● DESCRIPTION OF THE TASK:
Extract each line bearing the word "TradingView".

[Data tied to figure images]
==================================================

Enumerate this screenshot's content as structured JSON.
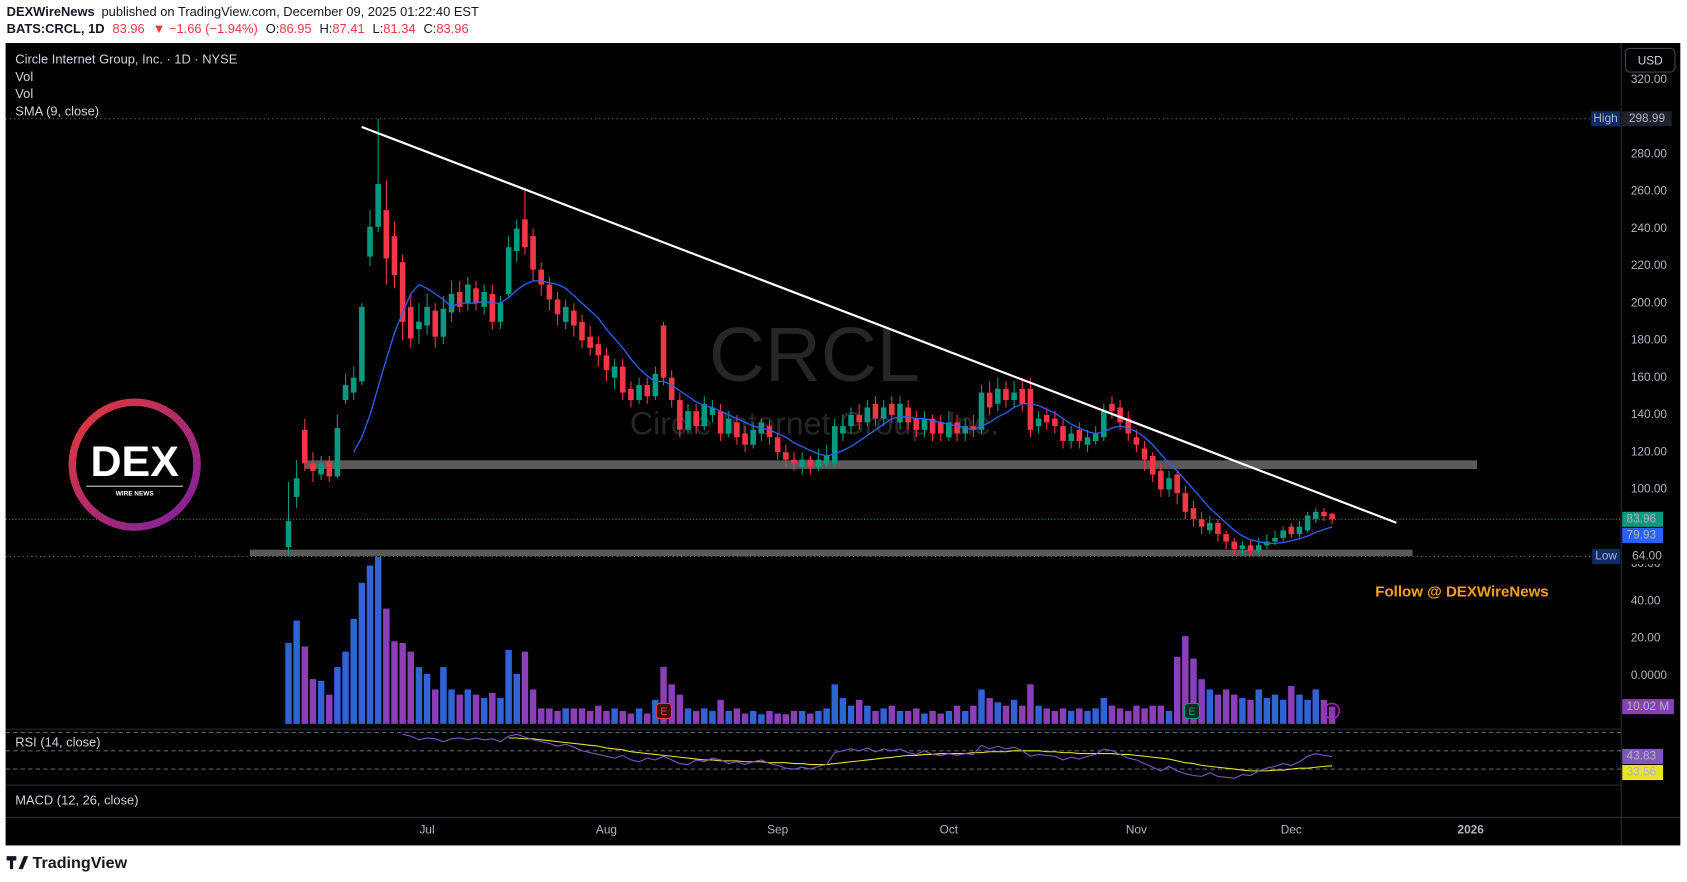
{
  "header": {
    "publisher": "DEXWireNews",
    "published": "published on TradingView.com, December 09, 2025 01:22:40 EST",
    "symbol": "BATS:CRCL, 1D",
    "change": "▼ −1.66 (−1.94%)",
    "o_label": "O:",
    "h_label": "H:",
    "l_label": "L:",
    "c_label": "C:"
  },
  "logo": {
    "text": "DEX",
    "subtext": "WIRE NEWS"
  },
  "annotation": "Follow @ DEXWireNews",
  "footer": "TradingView",
  "chart_data": {
    "type": "candlestick",
    "title": "Circle Internet Group, Inc. · 1D · NYSE",
    "volume_name": "Vol",
    "volume_name_2": "Vol",
    "sma_name": "SMA (9, close)",
    "rsi_name": "RSI (14, close)",
    "macd_name": "MACD (12, 26, close)",
    "watermark_symbol": "CRCL",
    "watermark_name": "Circle Internet Group, Inc.",
    "currency": "USD",
    "earnings_marker": "E",
    "categories": [
      null,
      null,
      null,
      null,
      null,
      null,
      null,
      null,
      null,
      null,
      null,
      null,
      null,
      null,
      null,
      null,
      null,
      "Jul",
      null,
      null,
      null,
      null,
      null,
      null,
      null,
      null,
      null,
      null,
      null,
      null,
      null,
      null,
      null,
      null,
      null,
      null,
      null,
      null,
      null,
      "Aug",
      null,
      null,
      null,
      null,
      null,
      null,
      null,
      null,
      null,
      null,
      null,
      null,
      null,
      null,
      null,
      null,
      null,
      null,
      null,
      null,
      "Sep",
      null,
      null,
      null,
      null,
      null,
      null,
      null,
      null,
      null,
      null,
      null,
      null,
      null,
      null,
      null,
      null,
      null,
      null,
      null,
      null,
      "Oct",
      null,
      null,
      null,
      null,
      null,
      null,
      null,
      null,
      null,
      null,
      null,
      null,
      null,
      null,
      null,
      null,
      null,
      null,
      null,
      null,
      null,
      null,
      "Nov",
      null,
      null,
      null,
      null,
      null,
      null,
      null,
      null,
      null,
      null,
      null,
      null,
      null,
      null,
      null,
      null,
      null,
      null,
      "Dec",
      null,
      null,
      null,
      null,
      null,
      null,
      null,
      null,
      null,
      null,
      null,
      null,
      null,
      null,
      null,
      null,
      null,
      null,
      null,
      null,
      null,
      "2026",
      null
    ],
    "ohlc": [
      [
        69,
        104,
        64,
        83
      ],
      [
        96,
        116,
        90,
        106
      ],
      [
        132,
        138,
        110,
        114
      ],
      [
        114,
        120,
        104,
        110
      ],
      [
        108,
        118,
        105,
        114
      ],
      [
        115,
        118,
        104,
        107
      ],
      [
        107,
        140,
        106,
        133
      ],
      [
        148,
        162,
        146,
        156
      ],
      [
        152,
        166,
        148,
        160
      ],
      [
        158,
        200,
        156,
        198
      ],
      [
        225,
        250,
        220,
        241
      ],
      [
        241,
        298.99,
        238,
        264
      ],
      [
        250,
        266,
        210,
        224
      ],
      [
        236,
        244,
        208,
        215
      ],
      [
        222,
        226,
        180,
        190
      ],
      [
        198,
        205,
        176,
        181
      ],
      [
        186,
        200,
        178,
        190
      ],
      [
        188,
        205,
        183,
        198
      ],
      [
        196,
        200,
        176,
        182
      ],
      [
        182,
        204,
        178,
        197
      ],
      [
        195,
        212,
        190,
        205
      ],
      [
        206,
        212,
        195,
        198
      ],
      [
        200,
        214,
        196,
        210
      ],
      [
        208,
        212,
        196,
        200
      ],
      [
        198,
        210,
        194,
        206
      ],
      [
        205,
        210,
        186,
        190
      ],
      [
        190,
        204,
        186,
        200
      ],
      [
        205,
        236,
        203,
        230
      ],
      [
        228,
        245,
        222,
        240
      ],
      [
        245,
        262,
        226,
        230
      ],
      [
        236,
        240,
        212,
        218
      ],
      [
        218,
        222,
        204,
        210
      ],
      [
        210,
        214,
        196,
        202
      ],
      [
        202,
        206,
        188,
        194
      ],
      [
        190,
        202,
        186,
        198
      ],
      [
        196,
        200,
        182,
        188
      ],
      [
        190,
        194,
        176,
        180
      ],
      [
        182,
        188,
        172,
        176
      ],
      [
        178,
        182,
        166,
        172
      ],
      [
        172,
        176,
        158,
        164
      ],
      [
        160,
        170,
        154,
        166
      ],
      [
        166,
        170,
        148,
        152
      ],
      [
        154,
        158,
        144,
        148
      ],
      [
        148,
        160,
        146,
        156
      ],
      [
        156,
        160,
        146,
        150
      ],
      [
        150,
        166,
        148,
        162
      ],
      [
        188,
        190,
        156,
        160
      ],
      [
        160,
        164,
        144,
        148
      ],
      [
        148,
        152,
        128,
        132
      ],
      [
        132,
        146,
        130,
        142
      ],
      [
        142,
        146,
        130,
        134
      ],
      [
        134,
        150,
        132,
        146
      ],
      [
        140,
        148,
        136,
        144
      ],
      [
        142,
        146,
        126,
        130
      ],
      [
        130,
        142,
        128,
        138
      ],
      [
        136,
        140,
        124,
        128
      ],
      [
        130,
        134,
        120,
        124
      ],
      [
        124,
        136,
        122,
        132
      ],
      [
        130,
        138,
        126,
        136
      ],
      [
        134,
        137,
        124,
        128
      ],
      [
        128,
        130,
        116,
        120
      ],
      [
        120,
        124,
        112,
        116
      ],
      [
        116,
        120,
        110,
        114
      ],
      [
        112,
        120,
        108,
        116
      ],
      [
        116,
        118,
        108,
        112
      ],
      [
        112,
        122,
        110,
        116
      ],
      [
        114,
        124,
        112,
        118
      ],
      [
        114,
        138,
        112,
        134
      ],
      [
        130,
        140,
        126,
        134
      ],
      [
        134,
        144,
        130,
        140
      ],
      [
        140,
        146,
        132,
        136
      ],
      [
        136,
        148,
        134,
        144
      ],
      [
        146,
        150,
        134,
        138
      ],
      [
        138,
        148,
        134,
        144
      ],
      [
        146,
        150,
        136,
        140
      ],
      [
        136,
        150,
        132,
        146
      ],
      [
        144,
        148,
        132,
        136
      ],
      [
        138,
        142,
        128,
        132
      ],
      [
        132,
        142,
        128,
        138
      ],
      [
        138,
        140,
        126,
        130
      ],
      [
        136,
        140,
        126,
        130
      ],
      [
        128,
        142,
        126,
        136
      ],
      [
        136,
        140,
        126,
        130
      ],
      [
        130,
        138,
        126,
        134
      ],
      [
        134,
        140,
        128,
        132
      ],
      [
        132,
        156,
        130,
        152
      ],
      [
        152,
        158,
        140,
        144
      ],
      [
        146,
        160,
        142,
        154
      ],
      [
        154,
        158,
        144,
        148
      ],
      [
        148,
        158,
        144,
        152
      ],
      [
        154,
        160,
        142,
        146
      ],
      [
        154,
        160,
        128,
        132
      ],
      [
        134,
        142,
        130,
        138
      ],
      [
        140,
        144,
        132,
        136
      ],
      [
        138,
        142,
        130,
        134
      ],
      [
        134,
        138,
        122,
        126
      ],
      [
        126,
        134,
        122,
        130
      ],
      [
        132,
        136,
        122,
        126
      ],
      [
        124,
        132,
        120,
        128
      ],
      [
        126,
        134,
        124,
        130
      ],
      [
        128,
        146,
        126,
        142
      ],
      [
        146,
        150,
        138,
        142
      ],
      [
        144,
        148,
        132,
        136
      ],
      [
        138,
        142,
        126,
        130
      ],
      [
        128,
        132,
        120,
        124
      ],
      [
        122,
        126,
        110,
        116
      ],
      [
        118,
        120,
        104,
        108
      ],
      [
        110,
        114,
        96,
        100
      ],
      [
        100,
        110,
        96,
        106
      ],
      [
        108,
        110,
        92,
        98
      ],
      [
        98,
        102,
        84,
        88
      ],
      [
        90,
        94,
        80,
        84
      ],
      [
        84,
        88,
        76,
        80
      ],
      [
        78,
        86,
        76,
        82
      ],
      [
        82,
        84,
        72,
        76
      ],
      [
        76,
        78,
        68,
        72
      ],
      [
        72,
        74,
        65,
        68
      ],
      [
        68,
        72,
        65,
        70
      ],
      [
        70,
        73,
        64.5,
        67
      ],
      [
        67,
        74,
        65,
        70
      ],
      [
        70,
        76,
        68,
        72
      ],
      [
        72,
        78,
        70,
        74
      ],
      [
        74,
        80,
        72,
        78
      ],
      [
        80,
        82,
        74,
        76
      ],
      [
        76,
        83,
        74,
        80
      ],
      [
        78,
        88,
        77,
        86
      ],
      [
        84,
        90,
        82,
        88
      ],
      [
        88,
        90,
        83,
        85.62
      ],
      [
        86.95,
        87.41,
        81.34,
        83.96
      ],
      null,
      null,
      null,
      null,
      null,
      null,
      null,
      null,
      null,
      null,
      null,
      null,
      null,
      null,
      null,
      null,
      null,
      null
    ],
    "volume": [
      47,
      60,
      45,
      26,
      25,
      17,
      33,
      42,
      61,
      82,
      92,
      97,
      67,
      48,
      47,
      42,
      33,
      29,
      20,
      33,
      20,
      17,
      20,
      17,
      15,
      18,
      15,
      43,
      29,
      42,
      20,
      9,
      9,
      7.5,
      9,
      9,
      9,
      7.5,
      10.6,
      7.5,
      9,
      7.5,
      6,
      9,
      6,
      14,
      33,
      23,
      17,
      9,
      7.5,
      9,
      7.5,
      14,
      7.5,
      9,
      6,
      7.5,
      5.6,
      7.5,
      6,
      5.6,
      7.5,
      7.5,
      6,
      7.5,
      9,
      23,
      15,
      10.6,
      14,
      10.6,
      7.5,
      9,
      10.6,
      7.5,
      7.5,
      9,
      6,
      7.5,
      6,
      7.5,
      10.6,
      7.5,
      10.6,
      20,
      15,
      12.5,
      10.6,
      14,
      10.6,
      23,
      10.6,
      9,
      7.5,
      9,
      7.5,
      9,
      7.5,
      9,
      15,
      10.6,
      9,
      7.5,
      10.6,
      9,
      10.6,
      10.6,
      7.5,
      39,
      51,
      38,
      26,
      20,
      17,
      20,
      17,
      15,
      14,
      20,
      15,
      17,
      14,
      22,
      17,
      14,
      20,
      14,
      10.02,
      null,
      null,
      null,
      null,
      null,
      null,
      null,
      null,
      null,
      null,
      null,
      null,
      null,
      null,
      null,
      null,
      null,
      null
    ],
    "volume_label": "10.02 M",
    "sma": [
      null,
      null,
      null,
      null,
      null,
      null,
      null,
      null,
      120,
      128,
      140,
      155,
      170,
      184,
      195,
      205,
      210,
      208,
      205,
      202,
      198,
      200,
      200,
      200,
      201,
      200,
      200,
      203,
      207,
      210,
      212,
      212,
      211,
      210,
      208,
      204,
      200,
      196,
      192,
      186,
      181,
      176,
      170,
      165,
      161,
      158,
      158,
      156,
      153,
      150,
      147,
      145,
      144,
      142,
      140,
      138,
      136,
      134,
      133,
      132,
      130,
      128,
      125,
      123,
      121,
      119,
      118,
      119,
      121,
      123,
      126,
      129,
      132,
      135,
      138,
      139,
      139,
      138,
      138,
      137,
      136,
      135,
      134,
      133,
      132,
      134,
      136,
      139,
      141,
      144,
      146,
      146,
      145,
      143,
      141,
      138,
      135,
      133,
      131,
      130,
      131,
      133,
      134,
      133,
      131,
      128,
      124,
      119,
      114,
      110,
      105,
      100,
      95,
      90,
      86,
      82,
      78,
      75,
      73,
      72,
      71,
      71,
      71.5,
      72.5,
      73.5,
      75,
      77,
      78.5,
      79.93,
      null,
      null,
      null,
      null,
      null,
      null,
      null,
      null,
      null,
      null,
      null,
      null,
      null,
      null,
      null,
      null,
      null,
      null
    ],
    "rsi": [
      null,
      null,
      null,
      null,
      null,
      null,
      null,
      null,
      null,
      null,
      null,
      null,
      null,
      null,
      68,
      66,
      62,
      64,
      63,
      60,
      63,
      64,
      62,
      64,
      62,
      63,
      60,
      66,
      68,
      65,
      62,
      60,
      58,
      55,
      57,
      54,
      50,
      48,
      46,
      44,
      42,
      45,
      40,
      38,
      42,
      40,
      44,
      40,
      36,
      35,
      40,
      38,
      42,
      40,
      36,
      38,
      35,
      38,
      40,
      36,
      34,
      31,
      30,
      32,
      30,
      33,
      35,
      48,
      50,
      52,
      50,
      53,
      49,
      52,
      50,
      52,
      48,
      46,
      50,
      46,
      45,
      47,
      45,
      47,
      46,
      56,
      52,
      55,
      52,
      54,
      50,
      44,
      46,
      45,
      44,
      40,
      43,
      41,
      44,
      46,
      52,
      50,
      46,
      42,
      40,
      36,
      32,
      28,
      33,
      28,
      25,
      23,
      22,
      26,
      22,
      21,
      20,
      24,
      23,
      28,
      31,
      33,
      36,
      34,
      38,
      44,
      47,
      45,
      43.83,
      null,
      null,
      null,
      null,
      null,
      null,
      null,
      null,
      null,
      null,
      null,
      null,
      null,
      null,
      null,
      null,
      null,
      null
    ],
    "rsi_ma": [
      null,
      null,
      null,
      null,
      null,
      null,
      null,
      null,
      null,
      null,
      null,
      null,
      null,
      null,
      null,
      null,
      null,
      null,
      null,
      null,
      null,
      null,
      null,
      null,
      null,
      null,
      null,
      64,
      64,
      63,
      63,
      62,
      61,
      60,
      59,
      58,
      57,
      56,
      55,
      53,
      52,
      51,
      49,
      48,
      47,
      46,
      45,
      44,
      43,
      42,
      41,
      40,
      40,
      39,
      39,
      39,
      38,
      38,
      38,
      37,
      37,
      37,
      36,
      36,
      35,
      35,
      35,
      36,
      37,
      38,
      39,
      40,
      41,
      42,
      43,
      44,
      45,
      45,
      46,
      46,
      47,
      47,
      47,
      47,
      48,
      48,
      49,
      49,
      49,
      50,
      50,
      50,
      50,
      49,
      49,
      48,
      48,
      47,
      47,
      47,
      47,
      47,
      46,
      46,
      45,
      44,
      43,
      42,
      41,
      39,
      37,
      36,
      34,
      33,
      32,
      31,
      30,
      29,
      28,
      28,
      28,
      29,
      29,
      30,
      31,
      31,
      32,
      33,
      33.56,
      null,
      null,
      null,
      null,
      null,
      null,
      null,
      null,
      null,
      null,
      null,
      null,
      null,
      null,
      null,
      null,
      null,
      null
    ],
    "ylim": [
      -27.6,
      338.5
    ],
    "yticks": [
      {
        "value": 320,
        "label": "320.00"
      },
      {
        "value": 280,
        "label": "280.00"
      },
      {
        "value": 260,
        "label": "260.00"
      },
      {
        "value": 240,
        "label": "240.00"
      },
      {
        "value": 220,
        "label": "220.00"
      },
      {
        "value": 200,
        "label": "200.00"
      },
      {
        "value": 180,
        "label": "180.00"
      },
      {
        "value": 160,
        "label": "160.00"
      },
      {
        "value": 140,
        "label": "140.00"
      },
      {
        "value": 120,
        "label": "120.00"
      },
      {
        "value": 100,
        "label": "100.00"
      },
      {
        "value": 60,
        "label": "60.00"
      },
      {
        "value": 40,
        "label": "40.00"
      },
      {
        "value": 20,
        "label": "20.00"
      },
      {
        "value": 0,
        "label": "0.0000"
      }
    ],
    "volume_ylim": [
      0,
      100
    ],
    "rsi_ylim": [
      12.4,
      73.5
    ],
    "rsi_levels": [
      70,
      50,
      30
    ],
    "high": 298.99,
    "high_label": "High",
    "low": {
      "value": 64,
      "label": "64.00"
    },
    "low_label": "Low",
    "grid": false,
    "up_color": "#089981",
    "down_color": "#f23645",
    "vol_up_color": "#2f63d6",
    "vol_down_color": "#8a3fb8",
    "sma_color": "#2962ff",
    "rsi_color": "#7e57c2",
    "rsi_ma_color": "#e8e22a"
  }
}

==================================================

● ANSWER TO THE EXERCISE:
    "published": "published on TradingView.com, December 09, 2025 01:22:40 EST",
  "footer": "TradingView",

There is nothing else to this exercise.